# Provided data start

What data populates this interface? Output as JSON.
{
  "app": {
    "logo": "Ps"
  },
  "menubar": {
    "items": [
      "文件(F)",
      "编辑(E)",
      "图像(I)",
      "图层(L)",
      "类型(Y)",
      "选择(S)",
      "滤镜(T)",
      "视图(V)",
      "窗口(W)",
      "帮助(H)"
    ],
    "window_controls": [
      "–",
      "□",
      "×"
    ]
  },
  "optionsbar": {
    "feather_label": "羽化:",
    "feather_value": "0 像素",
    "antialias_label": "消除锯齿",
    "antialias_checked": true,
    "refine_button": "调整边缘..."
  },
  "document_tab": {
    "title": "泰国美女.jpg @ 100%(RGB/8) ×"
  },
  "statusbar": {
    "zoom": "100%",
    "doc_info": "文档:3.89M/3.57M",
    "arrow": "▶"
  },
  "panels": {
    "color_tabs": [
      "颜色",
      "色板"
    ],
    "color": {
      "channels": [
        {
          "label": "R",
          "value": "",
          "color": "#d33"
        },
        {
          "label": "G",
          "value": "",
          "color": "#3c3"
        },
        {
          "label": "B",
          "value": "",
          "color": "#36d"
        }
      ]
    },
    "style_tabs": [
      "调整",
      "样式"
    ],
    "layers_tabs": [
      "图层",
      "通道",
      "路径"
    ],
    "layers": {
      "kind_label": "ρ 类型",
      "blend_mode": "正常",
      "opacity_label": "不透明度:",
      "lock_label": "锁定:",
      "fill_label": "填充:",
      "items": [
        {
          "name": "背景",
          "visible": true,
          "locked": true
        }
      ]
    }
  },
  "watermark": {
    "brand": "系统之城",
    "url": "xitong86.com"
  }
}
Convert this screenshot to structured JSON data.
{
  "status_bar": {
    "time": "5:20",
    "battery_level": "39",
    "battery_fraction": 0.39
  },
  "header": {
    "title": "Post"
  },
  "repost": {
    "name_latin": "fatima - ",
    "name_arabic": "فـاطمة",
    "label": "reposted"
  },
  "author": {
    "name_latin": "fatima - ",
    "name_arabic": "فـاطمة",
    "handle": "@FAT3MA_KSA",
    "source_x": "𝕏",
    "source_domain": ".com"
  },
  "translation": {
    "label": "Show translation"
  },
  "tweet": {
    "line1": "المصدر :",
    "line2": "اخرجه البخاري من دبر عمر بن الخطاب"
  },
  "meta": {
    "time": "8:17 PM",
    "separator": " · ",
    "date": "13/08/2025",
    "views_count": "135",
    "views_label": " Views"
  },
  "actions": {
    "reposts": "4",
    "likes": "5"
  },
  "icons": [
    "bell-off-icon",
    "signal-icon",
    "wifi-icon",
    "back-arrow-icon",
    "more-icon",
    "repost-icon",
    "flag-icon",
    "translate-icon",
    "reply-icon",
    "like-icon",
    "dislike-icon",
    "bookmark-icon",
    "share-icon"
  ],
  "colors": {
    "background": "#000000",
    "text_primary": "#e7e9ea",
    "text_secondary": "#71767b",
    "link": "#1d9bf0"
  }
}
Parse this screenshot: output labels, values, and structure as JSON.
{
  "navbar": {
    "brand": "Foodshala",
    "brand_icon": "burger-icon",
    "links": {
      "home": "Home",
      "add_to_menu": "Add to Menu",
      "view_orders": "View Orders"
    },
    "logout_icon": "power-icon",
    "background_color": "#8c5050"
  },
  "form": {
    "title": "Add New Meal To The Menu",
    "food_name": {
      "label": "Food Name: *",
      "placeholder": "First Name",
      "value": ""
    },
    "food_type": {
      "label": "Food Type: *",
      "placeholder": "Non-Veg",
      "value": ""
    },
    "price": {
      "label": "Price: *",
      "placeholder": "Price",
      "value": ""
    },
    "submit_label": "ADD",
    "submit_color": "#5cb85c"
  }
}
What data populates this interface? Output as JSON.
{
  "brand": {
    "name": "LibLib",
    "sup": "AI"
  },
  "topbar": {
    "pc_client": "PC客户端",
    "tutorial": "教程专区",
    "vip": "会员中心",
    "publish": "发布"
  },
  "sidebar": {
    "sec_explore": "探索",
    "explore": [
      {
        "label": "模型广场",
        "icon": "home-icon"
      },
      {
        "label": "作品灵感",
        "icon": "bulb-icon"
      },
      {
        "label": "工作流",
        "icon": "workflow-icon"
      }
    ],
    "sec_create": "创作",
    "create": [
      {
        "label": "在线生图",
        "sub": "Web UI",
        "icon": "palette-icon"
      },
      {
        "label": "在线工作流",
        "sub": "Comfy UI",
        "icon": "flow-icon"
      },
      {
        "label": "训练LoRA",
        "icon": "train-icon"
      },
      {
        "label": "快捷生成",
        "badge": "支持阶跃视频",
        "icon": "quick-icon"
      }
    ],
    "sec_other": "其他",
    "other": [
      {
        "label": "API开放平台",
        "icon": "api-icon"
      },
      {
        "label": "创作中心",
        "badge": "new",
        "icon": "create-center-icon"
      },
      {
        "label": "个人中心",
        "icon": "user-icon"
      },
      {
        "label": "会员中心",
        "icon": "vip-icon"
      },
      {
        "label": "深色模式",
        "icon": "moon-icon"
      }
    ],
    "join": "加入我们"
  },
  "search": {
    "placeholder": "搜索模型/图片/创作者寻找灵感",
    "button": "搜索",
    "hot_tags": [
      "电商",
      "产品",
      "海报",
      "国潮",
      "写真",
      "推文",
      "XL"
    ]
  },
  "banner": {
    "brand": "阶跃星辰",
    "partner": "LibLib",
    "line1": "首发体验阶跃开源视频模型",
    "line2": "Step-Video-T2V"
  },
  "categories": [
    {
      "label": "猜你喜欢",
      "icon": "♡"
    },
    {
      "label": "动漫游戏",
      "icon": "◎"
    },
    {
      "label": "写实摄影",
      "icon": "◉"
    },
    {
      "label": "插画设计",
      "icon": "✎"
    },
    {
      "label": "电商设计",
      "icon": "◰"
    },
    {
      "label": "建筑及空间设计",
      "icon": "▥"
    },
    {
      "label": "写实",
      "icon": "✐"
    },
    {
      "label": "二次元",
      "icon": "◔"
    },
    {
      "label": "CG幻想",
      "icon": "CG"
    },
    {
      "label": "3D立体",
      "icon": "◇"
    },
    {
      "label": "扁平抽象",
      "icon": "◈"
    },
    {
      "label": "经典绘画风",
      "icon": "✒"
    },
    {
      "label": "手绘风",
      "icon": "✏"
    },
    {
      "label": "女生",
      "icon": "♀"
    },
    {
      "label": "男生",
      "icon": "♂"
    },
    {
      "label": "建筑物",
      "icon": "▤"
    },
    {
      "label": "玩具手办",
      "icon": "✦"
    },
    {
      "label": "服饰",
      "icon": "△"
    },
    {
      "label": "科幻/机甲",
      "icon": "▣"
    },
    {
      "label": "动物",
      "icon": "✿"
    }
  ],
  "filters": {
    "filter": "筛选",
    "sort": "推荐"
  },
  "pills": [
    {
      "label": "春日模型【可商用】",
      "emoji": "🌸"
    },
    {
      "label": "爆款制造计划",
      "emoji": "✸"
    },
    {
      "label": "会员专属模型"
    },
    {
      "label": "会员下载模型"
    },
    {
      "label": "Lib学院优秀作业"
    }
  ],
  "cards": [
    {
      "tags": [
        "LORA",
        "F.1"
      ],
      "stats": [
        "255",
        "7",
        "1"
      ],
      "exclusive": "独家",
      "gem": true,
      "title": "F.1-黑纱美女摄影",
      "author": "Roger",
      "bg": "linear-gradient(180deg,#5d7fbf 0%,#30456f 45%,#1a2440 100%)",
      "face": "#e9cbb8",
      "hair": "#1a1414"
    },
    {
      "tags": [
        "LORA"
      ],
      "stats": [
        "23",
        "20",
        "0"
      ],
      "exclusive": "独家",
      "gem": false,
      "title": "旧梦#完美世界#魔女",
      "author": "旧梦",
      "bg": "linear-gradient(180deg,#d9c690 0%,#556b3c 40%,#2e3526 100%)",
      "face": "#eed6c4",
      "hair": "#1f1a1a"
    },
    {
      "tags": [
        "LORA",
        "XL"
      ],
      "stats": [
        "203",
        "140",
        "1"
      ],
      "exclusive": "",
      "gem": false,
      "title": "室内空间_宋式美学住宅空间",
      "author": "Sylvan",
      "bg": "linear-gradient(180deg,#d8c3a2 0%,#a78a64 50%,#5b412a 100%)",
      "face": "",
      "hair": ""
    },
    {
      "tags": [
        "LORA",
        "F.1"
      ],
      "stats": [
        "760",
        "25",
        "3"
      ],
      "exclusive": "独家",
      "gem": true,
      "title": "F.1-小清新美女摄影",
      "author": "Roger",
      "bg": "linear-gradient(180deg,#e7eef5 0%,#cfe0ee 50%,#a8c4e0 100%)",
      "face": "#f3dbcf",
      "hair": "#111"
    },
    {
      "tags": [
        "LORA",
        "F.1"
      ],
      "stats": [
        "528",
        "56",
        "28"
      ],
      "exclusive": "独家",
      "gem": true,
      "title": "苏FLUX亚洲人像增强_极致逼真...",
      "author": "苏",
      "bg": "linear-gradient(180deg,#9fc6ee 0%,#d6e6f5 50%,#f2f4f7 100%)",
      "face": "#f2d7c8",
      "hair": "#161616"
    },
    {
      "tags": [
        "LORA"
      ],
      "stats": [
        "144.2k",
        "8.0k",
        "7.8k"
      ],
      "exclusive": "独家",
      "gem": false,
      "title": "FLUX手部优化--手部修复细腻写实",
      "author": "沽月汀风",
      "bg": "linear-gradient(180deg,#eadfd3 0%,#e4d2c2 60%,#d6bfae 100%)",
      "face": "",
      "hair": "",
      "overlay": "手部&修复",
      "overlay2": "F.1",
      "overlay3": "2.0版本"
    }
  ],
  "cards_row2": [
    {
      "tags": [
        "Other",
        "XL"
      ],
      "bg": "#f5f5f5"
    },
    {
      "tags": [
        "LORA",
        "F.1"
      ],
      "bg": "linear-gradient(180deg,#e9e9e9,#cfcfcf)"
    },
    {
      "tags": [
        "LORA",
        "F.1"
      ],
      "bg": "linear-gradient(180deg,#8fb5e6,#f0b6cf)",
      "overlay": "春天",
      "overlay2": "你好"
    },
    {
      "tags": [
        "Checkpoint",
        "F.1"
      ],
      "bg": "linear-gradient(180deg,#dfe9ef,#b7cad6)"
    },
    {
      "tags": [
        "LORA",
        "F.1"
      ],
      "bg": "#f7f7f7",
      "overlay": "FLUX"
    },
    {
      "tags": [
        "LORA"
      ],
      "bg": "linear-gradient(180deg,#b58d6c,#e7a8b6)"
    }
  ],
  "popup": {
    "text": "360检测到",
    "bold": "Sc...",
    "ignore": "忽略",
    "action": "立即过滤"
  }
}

# Provided data end

__Prompt__
Review the preceding data and report every line that includes the string "this".

__The response__
What data populates this interface? Output as JSON.
Convert this screenshot to structured JSON data.
Parse this screenshot: output labels, values, and structure as JSON.
What data populates this interface? Output as JSON.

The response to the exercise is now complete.